Task goal ->
Reproduce, character for character, the lines running from the one containing "panel-title: 500 °C 15" through the end of the records, inclusive.

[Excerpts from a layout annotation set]
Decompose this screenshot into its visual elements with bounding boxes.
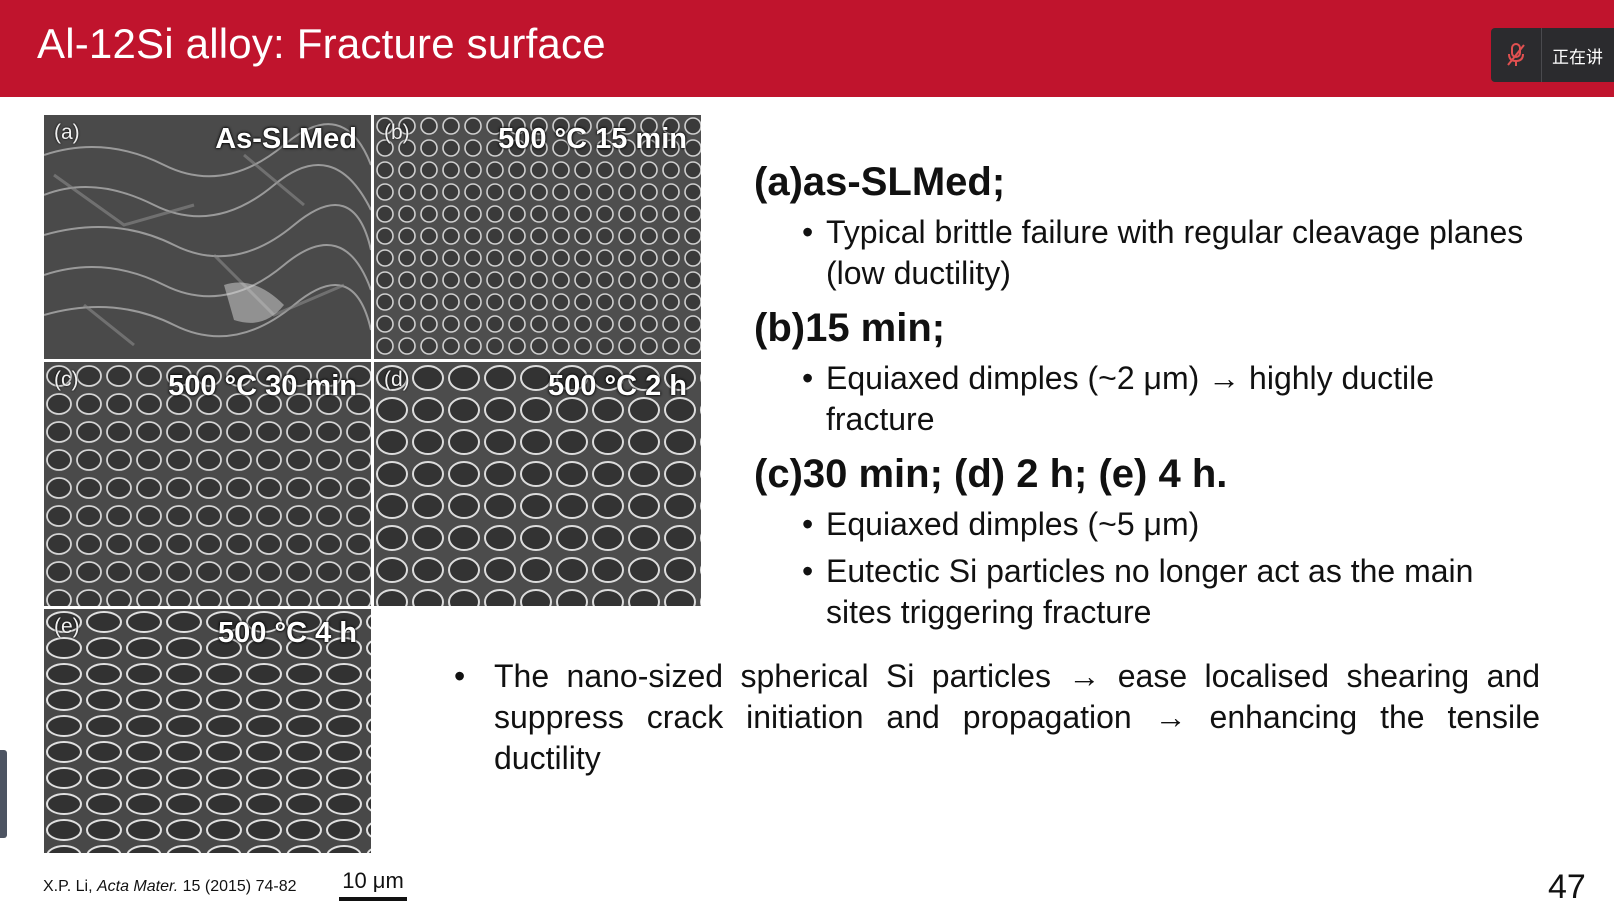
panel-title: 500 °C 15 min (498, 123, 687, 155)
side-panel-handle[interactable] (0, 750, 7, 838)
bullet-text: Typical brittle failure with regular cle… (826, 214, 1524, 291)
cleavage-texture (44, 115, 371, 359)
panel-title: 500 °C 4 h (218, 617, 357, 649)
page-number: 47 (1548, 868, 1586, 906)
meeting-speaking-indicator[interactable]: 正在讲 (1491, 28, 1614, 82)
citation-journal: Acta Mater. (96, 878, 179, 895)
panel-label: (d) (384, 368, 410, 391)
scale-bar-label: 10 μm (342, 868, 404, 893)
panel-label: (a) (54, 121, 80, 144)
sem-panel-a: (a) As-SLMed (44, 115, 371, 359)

Output for this exercise ->
panel-title: 500 °C 15 min (498, 123, 687, 155)
side-panel-handle[interactable] (0, 750, 7, 838)
bullet-text: Typical brittle failure with regular cle… (826, 214, 1524, 291)
cleavage-texture (44, 115, 371, 359)
panel-title: 500 °C 4 h (218, 617, 357, 649)
page-number: 47 (1548, 868, 1586, 906)
meeting-speaking-indicator[interactable]: 正在讲 (1491, 28, 1614, 82)
citation-journal: Acta Mater. (96, 878, 179, 895)
panel-label: (d) (384, 368, 410, 391)
scale-bar-label: 10 μm (342, 868, 404, 893)
panel-label: (a) (54, 121, 80, 144)
sem-panel-a: (a) As-SLMed (44, 115, 371, 359)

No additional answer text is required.